*The exercise:* Restate the data below word for word. Skip any images it contains.

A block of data
----------------
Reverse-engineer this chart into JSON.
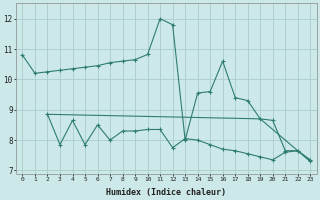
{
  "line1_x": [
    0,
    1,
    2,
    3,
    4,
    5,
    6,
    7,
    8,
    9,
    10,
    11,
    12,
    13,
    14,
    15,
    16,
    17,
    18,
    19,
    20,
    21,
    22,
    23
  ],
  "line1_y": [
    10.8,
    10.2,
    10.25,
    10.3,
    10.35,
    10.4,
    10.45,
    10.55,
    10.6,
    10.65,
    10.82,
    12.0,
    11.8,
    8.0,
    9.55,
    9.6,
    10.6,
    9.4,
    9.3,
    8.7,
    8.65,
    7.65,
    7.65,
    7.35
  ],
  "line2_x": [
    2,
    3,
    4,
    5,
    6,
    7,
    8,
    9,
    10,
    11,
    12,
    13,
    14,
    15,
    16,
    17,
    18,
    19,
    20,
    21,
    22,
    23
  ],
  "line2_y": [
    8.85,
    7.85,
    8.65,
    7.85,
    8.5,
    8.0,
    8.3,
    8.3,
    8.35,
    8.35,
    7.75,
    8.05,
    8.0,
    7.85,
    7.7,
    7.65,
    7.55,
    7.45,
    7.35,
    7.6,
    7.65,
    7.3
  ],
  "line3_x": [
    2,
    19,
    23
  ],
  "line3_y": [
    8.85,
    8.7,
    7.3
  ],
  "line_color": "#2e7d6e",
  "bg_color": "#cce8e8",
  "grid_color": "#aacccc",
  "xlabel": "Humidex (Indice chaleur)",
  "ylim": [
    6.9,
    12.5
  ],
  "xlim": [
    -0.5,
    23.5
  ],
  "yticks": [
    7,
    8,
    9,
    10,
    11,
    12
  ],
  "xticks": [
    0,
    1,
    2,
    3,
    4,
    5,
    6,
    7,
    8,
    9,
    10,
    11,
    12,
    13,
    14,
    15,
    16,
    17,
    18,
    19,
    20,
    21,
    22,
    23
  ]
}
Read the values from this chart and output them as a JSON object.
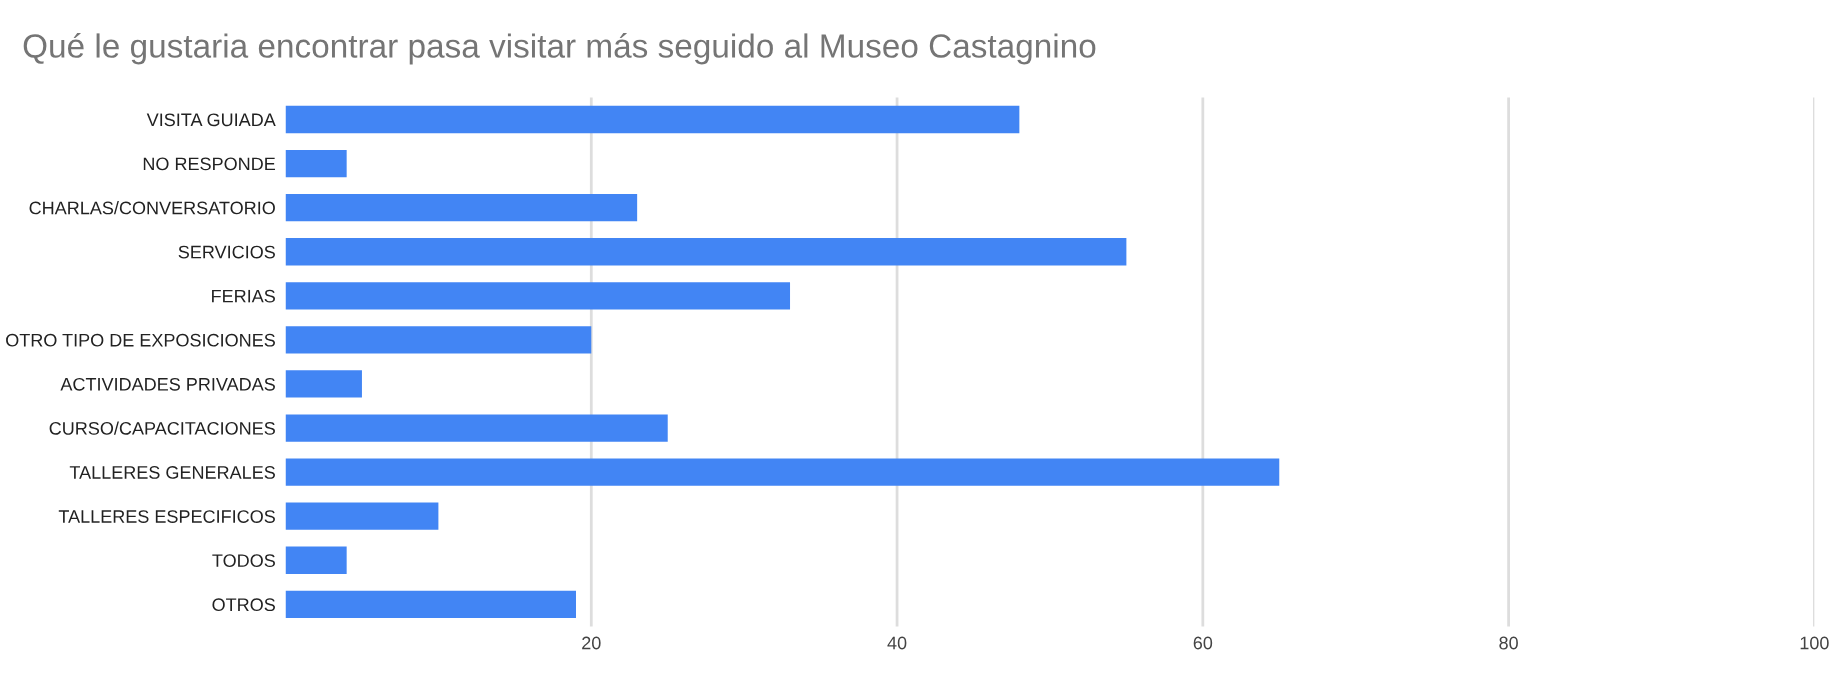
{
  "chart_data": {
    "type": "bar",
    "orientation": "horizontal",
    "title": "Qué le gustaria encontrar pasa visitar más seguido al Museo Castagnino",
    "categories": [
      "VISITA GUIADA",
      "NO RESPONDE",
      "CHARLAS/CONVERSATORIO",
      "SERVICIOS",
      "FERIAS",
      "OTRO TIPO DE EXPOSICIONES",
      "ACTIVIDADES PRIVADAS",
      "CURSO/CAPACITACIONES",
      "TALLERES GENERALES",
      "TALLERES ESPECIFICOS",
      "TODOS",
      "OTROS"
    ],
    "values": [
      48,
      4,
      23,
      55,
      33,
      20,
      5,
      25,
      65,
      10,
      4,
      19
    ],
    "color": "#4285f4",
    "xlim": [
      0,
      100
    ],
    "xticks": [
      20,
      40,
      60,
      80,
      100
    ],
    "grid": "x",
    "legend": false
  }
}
----------------
*Correct answer:*
Reverse-engineer this chart into JSON.
{
  "line1_x": [
    0,
    1,
    2,
    3,
    4,
    5,
    6,
    7,
    8,
    9,
    10,
    11,
    12,
    13,
    14,
    15,
    16,
    17,
    18,
    19,
    20,
    21,
    22,
    23
  ],
  "line1_y": [
    10.8,
    10.2,
    10.25,
    10.3,
    10.35,
    10.4,
    10.45,
    10.55,
    10.6,
    10.65,
    10.82,
    12.0,
    11.8,
    8.0,
    9.55,
    9.6,
    10.6,
    9.4,
    9.3,
    8.7,
    8.65,
    7.65,
    7.65,
    7.35
  ],
  "line2_x": [
    2,
    3,
    4,
    5,
    6,
    7,
    8,
    9,
    10,
    11,
    12,
    13,
    14,
    15,
    16,
    17,
    18,
    19,
    20,
    21,
    22,
    23
  ],
  "line2_y": [
    8.85,
    7.85,
    8.65,
    7.85,
    8.5,
    8.0,
    8.3,
    8.3,
    8.35,
    8.35,
    7.75,
    8.05,
    8.0,
    7.85,
    7.7,
    7.65,
    7.55,
    7.45,
    7.35,
    7.6,
    7.65,
    7.3
  ],
  "line3_x": [
    2,
    19,
    23
  ],
  "line3_y": [
    8.85,
    8.7,
    7.3
  ],
  "line_color": "#2e7d6e",
  "bg_color": "#cce8e8",
  "grid_color": "#aacccc",
  "xlabel": "Humidex (Indice chaleur)",
  "ylim": [
    6.9,
    12.5
  ],
  "xlim": [
    -0.5,
    23.5
  ],
  "yticks": [
    7,
    8,
    9,
    10,
    11,
    12
  ],
  "xticks": [
    0,
    1,
    2,
    3,
    4,
    5,
    6,
    7,
    8,
    9,
    10,
    11,
    12,
    13,
    14,
    15,
    16,
    17,
    18,
    19,
    20,
    21,
    22,
    23
  ]
}
Read the values from this chart and output them as a JSON object.
{
  "chart_data": {
    "type": "bar",
    "orientation": "horizontal",
    "title": "Qué le gustaria encontrar pasa visitar más seguido al Museo Castagnino",
    "categories": [
      "VISITA GUIADA",
      "NO RESPONDE",
      "CHARLAS/CONVERSATORIO",
      "SERVICIOS",
      "FERIAS",
      "OTRO TIPO DE EXPOSICIONES",
      "ACTIVIDADES PRIVADAS",
      "CURSO/CAPACITACIONES",
      "TALLERES GENERALES",
      "TALLERES ESPECIFICOS",
      "TODOS",
      "OTROS"
    ],
    "values": [
      48,
      4,
      23,
      55,
      33,
      20,
      5,
      25,
      65,
      10,
      4,
      19
    ],
    "color": "#4285f4",
    "xlim": [
      0,
      100
    ],
    "xticks": [
      20,
      40,
      60,
      80,
      100
    ],
    "grid": "x",
    "legend": false
  }
}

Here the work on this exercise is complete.